═══ Data rows

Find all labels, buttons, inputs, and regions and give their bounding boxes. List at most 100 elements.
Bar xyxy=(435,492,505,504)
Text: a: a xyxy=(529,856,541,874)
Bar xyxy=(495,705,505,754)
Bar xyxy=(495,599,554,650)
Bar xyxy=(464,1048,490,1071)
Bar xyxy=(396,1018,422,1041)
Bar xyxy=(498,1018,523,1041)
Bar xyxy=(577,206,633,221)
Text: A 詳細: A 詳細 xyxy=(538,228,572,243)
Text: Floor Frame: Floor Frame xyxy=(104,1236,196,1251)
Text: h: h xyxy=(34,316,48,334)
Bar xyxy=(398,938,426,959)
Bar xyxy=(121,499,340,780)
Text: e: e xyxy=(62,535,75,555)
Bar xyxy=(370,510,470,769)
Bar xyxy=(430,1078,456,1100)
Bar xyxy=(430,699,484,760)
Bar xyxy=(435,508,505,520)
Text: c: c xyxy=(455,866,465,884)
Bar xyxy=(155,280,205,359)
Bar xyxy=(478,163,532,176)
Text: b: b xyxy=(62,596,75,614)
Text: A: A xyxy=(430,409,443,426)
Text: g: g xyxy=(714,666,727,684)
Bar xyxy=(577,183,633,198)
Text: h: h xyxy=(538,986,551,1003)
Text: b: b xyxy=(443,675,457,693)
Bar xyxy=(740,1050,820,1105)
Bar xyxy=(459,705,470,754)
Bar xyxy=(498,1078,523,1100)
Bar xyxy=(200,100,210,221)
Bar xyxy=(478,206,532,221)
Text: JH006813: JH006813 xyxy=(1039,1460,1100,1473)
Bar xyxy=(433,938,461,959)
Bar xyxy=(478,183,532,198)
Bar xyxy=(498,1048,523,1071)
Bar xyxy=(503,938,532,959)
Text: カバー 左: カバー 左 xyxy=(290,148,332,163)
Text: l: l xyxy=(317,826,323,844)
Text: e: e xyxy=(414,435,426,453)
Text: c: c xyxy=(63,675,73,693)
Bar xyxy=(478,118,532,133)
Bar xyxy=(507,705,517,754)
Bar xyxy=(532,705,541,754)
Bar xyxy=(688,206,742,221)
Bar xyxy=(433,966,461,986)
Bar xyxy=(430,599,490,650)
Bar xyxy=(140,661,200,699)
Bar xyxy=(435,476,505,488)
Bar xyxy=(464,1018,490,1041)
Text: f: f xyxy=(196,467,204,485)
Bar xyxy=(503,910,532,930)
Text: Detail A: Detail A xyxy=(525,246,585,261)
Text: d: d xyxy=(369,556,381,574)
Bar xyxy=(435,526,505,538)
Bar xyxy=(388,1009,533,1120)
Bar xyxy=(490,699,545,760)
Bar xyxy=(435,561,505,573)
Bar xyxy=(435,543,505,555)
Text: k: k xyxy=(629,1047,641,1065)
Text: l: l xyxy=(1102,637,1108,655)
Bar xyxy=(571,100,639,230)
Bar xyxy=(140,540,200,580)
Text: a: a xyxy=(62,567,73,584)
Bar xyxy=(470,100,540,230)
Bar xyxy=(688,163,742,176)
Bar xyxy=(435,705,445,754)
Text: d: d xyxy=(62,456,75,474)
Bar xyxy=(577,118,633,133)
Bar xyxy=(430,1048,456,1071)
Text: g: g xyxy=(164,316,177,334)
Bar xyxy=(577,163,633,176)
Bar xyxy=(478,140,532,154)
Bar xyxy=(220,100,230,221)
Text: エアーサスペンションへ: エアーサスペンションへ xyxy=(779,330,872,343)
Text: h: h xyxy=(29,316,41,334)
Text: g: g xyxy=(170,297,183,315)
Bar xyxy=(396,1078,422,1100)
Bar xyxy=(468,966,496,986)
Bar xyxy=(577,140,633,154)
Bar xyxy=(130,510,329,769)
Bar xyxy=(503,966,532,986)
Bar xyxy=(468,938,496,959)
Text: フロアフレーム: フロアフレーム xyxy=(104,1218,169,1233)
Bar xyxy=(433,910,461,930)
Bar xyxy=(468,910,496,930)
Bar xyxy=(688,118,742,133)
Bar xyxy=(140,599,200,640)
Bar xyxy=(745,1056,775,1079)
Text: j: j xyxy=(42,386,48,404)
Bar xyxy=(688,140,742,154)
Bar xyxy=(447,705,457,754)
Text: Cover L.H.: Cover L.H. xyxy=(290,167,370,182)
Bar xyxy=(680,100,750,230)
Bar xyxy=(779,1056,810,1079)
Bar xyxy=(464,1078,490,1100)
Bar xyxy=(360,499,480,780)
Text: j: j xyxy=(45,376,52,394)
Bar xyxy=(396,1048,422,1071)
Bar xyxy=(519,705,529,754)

══════

Given exercise: Please rewrite the records above, swapping each "Cover L.H." for "Left Cover" and keeping everything else the same.

Exercise output:
Find all labels, buttons, inputs, and regions and give their bounding boxes. List at most 100 elements.
Bar xyxy=(435,492,505,504)
Text: a: a xyxy=(529,856,541,874)
Bar xyxy=(495,705,505,754)
Bar xyxy=(495,599,554,650)
Bar xyxy=(464,1048,490,1071)
Bar xyxy=(396,1018,422,1041)
Bar xyxy=(498,1018,523,1041)
Bar xyxy=(577,206,633,221)
Text: A 詳細: A 詳細 xyxy=(538,228,572,243)
Text: Floor Frame: Floor Frame xyxy=(104,1236,196,1251)
Text: h: h xyxy=(34,316,48,334)
Bar xyxy=(398,938,426,959)
Bar xyxy=(121,499,340,780)
Text: e: e xyxy=(62,535,75,555)
Bar xyxy=(370,510,470,769)
Bar xyxy=(430,1078,456,1100)
Bar xyxy=(430,699,484,760)
Bar xyxy=(435,508,505,520)
Text: c: c xyxy=(455,866,465,884)
Bar xyxy=(155,280,205,359)
Bar xyxy=(478,163,532,176)
Text: b: b xyxy=(62,596,75,614)
Text: A: A xyxy=(430,409,443,426)
Text: g: g xyxy=(714,666,727,684)
Bar xyxy=(577,183,633,198)
Text: h: h xyxy=(538,986,551,1003)
Text: b: b xyxy=(443,675,457,693)
Bar xyxy=(740,1050,820,1105)
Bar xyxy=(459,705,470,754)
Bar xyxy=(498,1078,523,1100)
Bar xyxy=(200,100,210,221)
Bar xyxy=(478,206,532,221)
Text: JH006813: JH006813 xyxy=(1039,1460,1100,1473)
Bar xyxy=(433,938,461,959)
Bar xyxy=(478,183,532,198)
Bar xyxy=(498,1048,523,1071)
Bar xyxy=(503,938,532,959)
Text: カバー 左: カバー 左 xyxy=(290,148,332,163)
Text: l: l xyxy=(317,826,323,844)
Text: e: e xyxy=(414,435,426,453)
Text: c: c xyxy=(63,675,73,693)
Bar xyxy=(478,118,532,133)
Bar xyxy=(507,705,517,754)
Bar xyxy=(532,705,541,754)
Bar xyxy=(688,206,742,221)
Bar xyxy=(433,966,461,986)
Bar xyxy=(430,599,490,650)
Bar xyxy=(140,661,200,699)
Bar xyxy=(435,476,505,488)
Bar xyxy=(464,1018,490,1041)
Text: f: f xyxy=(196,467,204,485)
Bar xyxy=(503,910,532,930)
Text: Detail A: Detail A xyxy=(525,246,585,261)
Text: d: d xyxy=(369,556,381,574)
Bar xyxy=(435,526,505,538)
Bar xyxy=(388,1009,533,1120)
Bar xyxy=(490,699,545,760)
Bar xyxy=(435,561,505,573)
Bar xyxy=(435,543,505,555)
Text: k: k xyxy=(629,1047,641,1065)
Text: l: l xyxy=(1102,637,1108,655)
Bar xyxy=(571,100,639,230)
Bar xyxy=(140,540,200,580)
Text: a: a xyxy=(62,567,73,584)
Bar xyxy=(470,100,540,230)
Bar xyxy=(688,163,742,176)
Bar xyxy=(435,705,445,754)
Text: d: d xyxy=(62,456,75,474)
Bar xyxy=(577,118,633,133)
Bar xyxy=(430,1048,456,1071)
Text: g: g xyxy=(164,316,177,334)
Bar xyxy=(577,163,633,176)
Bar xyxy=(478,140,532,154)
Bar xyxy=(220,100,230,221)
Text: エアーサスペンションへ: エアーサスペンションへ xyxy=(779,330,872,343)
Text: h: h xyxy=(29,316,41,334)
Text: g: g xyxy=(170,297,183,315)
Bar xyxy=(396,1078,422,1100)
Bar xyxy=(468,966,496,986)
Bar xyxy=(577,140,633,154)
Bar xyxy=(130,510,329,769)
Bar xyxy=(503,966,532,986)
Bar xyxy=(468,938,496,959)
Text: フロアフレーム: フロアフレーム xyxy=(104,1218,169,1233)
Bar xyxy=(433,910,461,930)
Bar xyxy=(468,910,496,930)
Bar xyxy=(688,118,742,133)
Bar xyxy=(140,599,200,640)
Bar xyxy=(745,1056,775,1079)
Text: j: j xyxy=(42,386,48,404)
Bar xyxy=(688,140,742,154)
Bar xyxy=(447,705,457,754)
Text: Left Cover: Left Cover xyxy=(290,167,370,182)
Bar xyxy=(680,100,750,230)
Bar xyxy=(779,1056,810,1079)
Bar xyxy=(464,1078,490,1100)
Bar xyxy=(360,499,480,780)
Text: j: j xyxy=(45,376,52,394)
Bar xyxy=(396,1048,422,1071)
Bar xyxy=(519,705,529,754)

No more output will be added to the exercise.